> **Given task**: Give a verbatim quotation of every record.

> **The input**:

⟨

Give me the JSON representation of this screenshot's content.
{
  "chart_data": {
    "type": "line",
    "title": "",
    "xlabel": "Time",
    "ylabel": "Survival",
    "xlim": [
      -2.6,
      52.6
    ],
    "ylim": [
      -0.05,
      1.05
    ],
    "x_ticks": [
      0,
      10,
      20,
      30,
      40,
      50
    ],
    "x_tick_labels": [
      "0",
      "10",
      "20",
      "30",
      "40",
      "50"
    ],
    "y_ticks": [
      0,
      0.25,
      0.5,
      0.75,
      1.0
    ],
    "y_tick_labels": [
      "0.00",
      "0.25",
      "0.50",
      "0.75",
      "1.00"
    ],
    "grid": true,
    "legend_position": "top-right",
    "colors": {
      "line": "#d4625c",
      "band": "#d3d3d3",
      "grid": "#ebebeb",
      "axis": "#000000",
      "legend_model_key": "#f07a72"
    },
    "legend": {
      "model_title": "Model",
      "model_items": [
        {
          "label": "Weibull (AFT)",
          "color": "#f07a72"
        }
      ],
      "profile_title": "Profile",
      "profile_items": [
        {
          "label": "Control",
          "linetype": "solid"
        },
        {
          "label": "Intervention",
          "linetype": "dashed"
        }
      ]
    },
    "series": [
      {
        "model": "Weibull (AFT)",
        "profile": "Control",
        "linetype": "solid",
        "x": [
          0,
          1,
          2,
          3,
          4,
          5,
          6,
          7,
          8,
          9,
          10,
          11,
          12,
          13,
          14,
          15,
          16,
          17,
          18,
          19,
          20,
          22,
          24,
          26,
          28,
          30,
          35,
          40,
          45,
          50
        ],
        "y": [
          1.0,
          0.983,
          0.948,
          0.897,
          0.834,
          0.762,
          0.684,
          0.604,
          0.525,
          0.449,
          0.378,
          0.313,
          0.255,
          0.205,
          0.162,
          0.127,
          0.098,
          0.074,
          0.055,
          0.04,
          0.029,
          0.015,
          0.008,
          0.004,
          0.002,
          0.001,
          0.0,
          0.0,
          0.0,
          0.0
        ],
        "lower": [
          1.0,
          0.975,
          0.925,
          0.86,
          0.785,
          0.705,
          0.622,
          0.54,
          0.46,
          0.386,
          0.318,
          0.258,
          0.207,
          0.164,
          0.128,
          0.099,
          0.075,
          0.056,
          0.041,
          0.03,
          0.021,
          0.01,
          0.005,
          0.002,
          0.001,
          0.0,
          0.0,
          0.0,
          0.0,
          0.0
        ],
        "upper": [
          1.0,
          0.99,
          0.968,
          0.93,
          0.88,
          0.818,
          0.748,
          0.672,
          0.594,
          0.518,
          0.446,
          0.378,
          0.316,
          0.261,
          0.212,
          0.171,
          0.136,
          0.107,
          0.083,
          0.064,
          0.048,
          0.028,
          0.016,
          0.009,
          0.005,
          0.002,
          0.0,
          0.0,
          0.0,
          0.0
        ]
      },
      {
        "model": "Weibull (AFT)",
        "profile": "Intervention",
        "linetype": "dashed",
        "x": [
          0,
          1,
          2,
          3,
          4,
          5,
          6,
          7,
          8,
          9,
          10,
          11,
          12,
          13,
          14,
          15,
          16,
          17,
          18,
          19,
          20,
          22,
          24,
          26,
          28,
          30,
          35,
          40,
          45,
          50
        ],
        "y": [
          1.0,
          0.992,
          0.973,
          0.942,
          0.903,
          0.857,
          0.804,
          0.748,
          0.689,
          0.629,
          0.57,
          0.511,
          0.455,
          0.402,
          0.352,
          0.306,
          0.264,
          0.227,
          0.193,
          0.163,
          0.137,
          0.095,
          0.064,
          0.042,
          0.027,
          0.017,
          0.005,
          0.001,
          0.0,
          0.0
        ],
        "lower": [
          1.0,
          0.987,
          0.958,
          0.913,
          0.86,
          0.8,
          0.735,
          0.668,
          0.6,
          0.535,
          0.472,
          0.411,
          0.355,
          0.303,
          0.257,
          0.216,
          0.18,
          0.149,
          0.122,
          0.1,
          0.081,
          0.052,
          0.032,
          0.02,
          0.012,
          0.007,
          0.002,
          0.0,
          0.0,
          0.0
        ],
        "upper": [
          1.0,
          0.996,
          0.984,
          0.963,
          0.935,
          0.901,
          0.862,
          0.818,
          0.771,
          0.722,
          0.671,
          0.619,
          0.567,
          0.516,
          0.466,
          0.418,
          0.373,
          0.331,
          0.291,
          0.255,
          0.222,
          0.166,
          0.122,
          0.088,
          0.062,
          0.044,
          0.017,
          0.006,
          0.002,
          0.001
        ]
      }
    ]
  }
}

⟩

> **Correct output**:
Give me the JSON representation of this screenshot's content.
{
  "chart_data": {
    "type": "line",
    "title": "",
    "xlabel": "Time",
    "ylabel": "Survival",
    "xlim": [
      -2.6,
      52.6
    ],
    "ylim": [
      -0.05,
      1.05
    ],
    "x_ticks": [
      0,
      10,
      20,
      30,
      40,
      50
    ],
    "x_tick_labels": [
      "0",
      "10",
      "20",
      "30",
      "40",
      "50"
    ],
    "y_ticks": [
      0,
      0.25,
      0.5,
      0.75,
      1.0
    ],
    "y_tick_labels": [
      "0.00",
      "0.25",
      "0.50",
      "0.75",
      "1.00"
    ],
    "grid": true,
    "legend_position": "top-right",
    "colors": {
      "line": "#d4625c",
      "band": "#d3d3d3",
      "grid": "#ebebeb",
      "axis": "#000000",
      "legend_model_key": "#f07a72"
    },
    "legend": {
      "model_title": "Model",
      "model_items": [
        {
          "label": "Weibull (AFT)",
          "color": "#f07a72"
        }
      ],
      "profile_title": "Profile",
      "profile_items": [
        {
          "label": "Control",
          "linetype": "solid"
        },
        {
          "label": "Intervention",
          "linetype": "dashed"
        }
      ]
    },
    "series": [
      {
        "model": "Weibull (AFT)",
        "profile": "Control",
        "linetype": "solid",
        "x": [
          0,
          1,
          2,
          3,
          4,
          5,
          6,
          7,
          8,
          9,
          10,
          11,
          12,
          13,
          14,
          15,
          16,
          17,
          18,
          19,
          20,
          22,
          24,
          26,
          28,
          30,
          35,
          40,
          45,
          50
        ],
        "y": [
          1.0,
          0.983,
          0.948,
          0.897,
          0.834,
          0.762,
          0.684,
          0.604,
          0.525,
          0.449,
          0.378,
          0.313,
          0.255,
          0.205,
          0.162,
          0.127,
          0.098,
          0.074,
          0.055,
          0.04,
          0.029,
          0.015,
          0.008,
          0.004,
          0.002,
          0.001,
          0.0,
          0.0,
          0.0,
          0.0
        ],
        "lower": [
          1.0,
          0.975,
          0.925,
          0.86,
          0.785,
          0.705,
          0.622,
          0.54,
          0.46,
          0.386,
          0.318,
          0.258,
          0.207,
          0.164,
          0.128,
          0.099,
          0.075,
          0.056,
          0.041,
          0.03,
          0.021,
          0.01,
          0.005,
          0.002,
          0.001,
          0.0,
          0.0,
          0.0,
          0.0,
          0.0
        ],
        "upper": [
          1.0,
          0.99,
          0.968,
          0.93,
          0.88,
          0.818,
          0.748,
          0.672,
          0.594,
          0.518,
          0.446,
          0.378,
          0.316,
          0.261,
          0.212,
          0.171,
          0.136,
          0.107,
          0.083,
          0.064,
          0.048,
          0.028,
          0.016,
          0.009,
          0.005,
          0.002,
          0.0,
          0.0,
          0.0,
          0.0
        ]
      },
      {
        "model": "Weibull (AFT)",
        "profile": "Intervention",
        "linetype": "dashed",
        "x": [
          0,
          1,
          2,
          3,
          4,
          5,
          6,
          7,
          8,
          9,
          10,
          11,
          12,
          13,
          14,
          15,
          16,
          17,
          18,
          19,
          20,
          22,
          24,
          26,
          28,
          30,
          35,
          40,
          45,
          50
        ],
        "y": [
          1.0,
          0.992,
          0.973,
          0.942,
          0.903,
          0.857,
          0.804,
          0.748,
          0.689,
          0.629,
          0.57,
          0.511,
          0.455,
          0.402,
          0.352,
          0.306,
          0.264,
          0.227,
          0.193,
          0.163,
          0.137,
          0.095,
          0.064,
          0.042,
          0.027,
          0.017,
          0.005,
          0.001,
          0.0,
          0.0
        ],
        "lower": [
          1.0,
          0.987,
          0.958,
          0.913,
          0.86,
          0.8,
          0.735,
          0.668,
          0.6,
          0.535,
          0.472,
          0.411,
          0.355,
          0.303,
          0.257,
          0.216,
          0.18,
          0.149,
          0.122,
          0.1,
          0.081,
          0.052,
          0.032,
          0.02,
          0.012,
          0.007,
          0.002,
          0.0,
          0.0,
          0.0
        ],
        "upper": [
          1.0,
          0.996,
          0.984,
          0.963,
          0.935,
          0.901,
          0.862,
          0.818,
          0.771,
          0.722,
          0.671,
          0.619,
          0.567,
          0.516,
          0.466,
          0.418,
          0.373,
          0.331,
          0.291,
          0.255,
          0.222,
          0.166,
          0.122,
          0.088,
          0.062,
          0.044,
          0.017,
          0.006,
          0.002,
          0.001
        ]
      }
    ]
  }
}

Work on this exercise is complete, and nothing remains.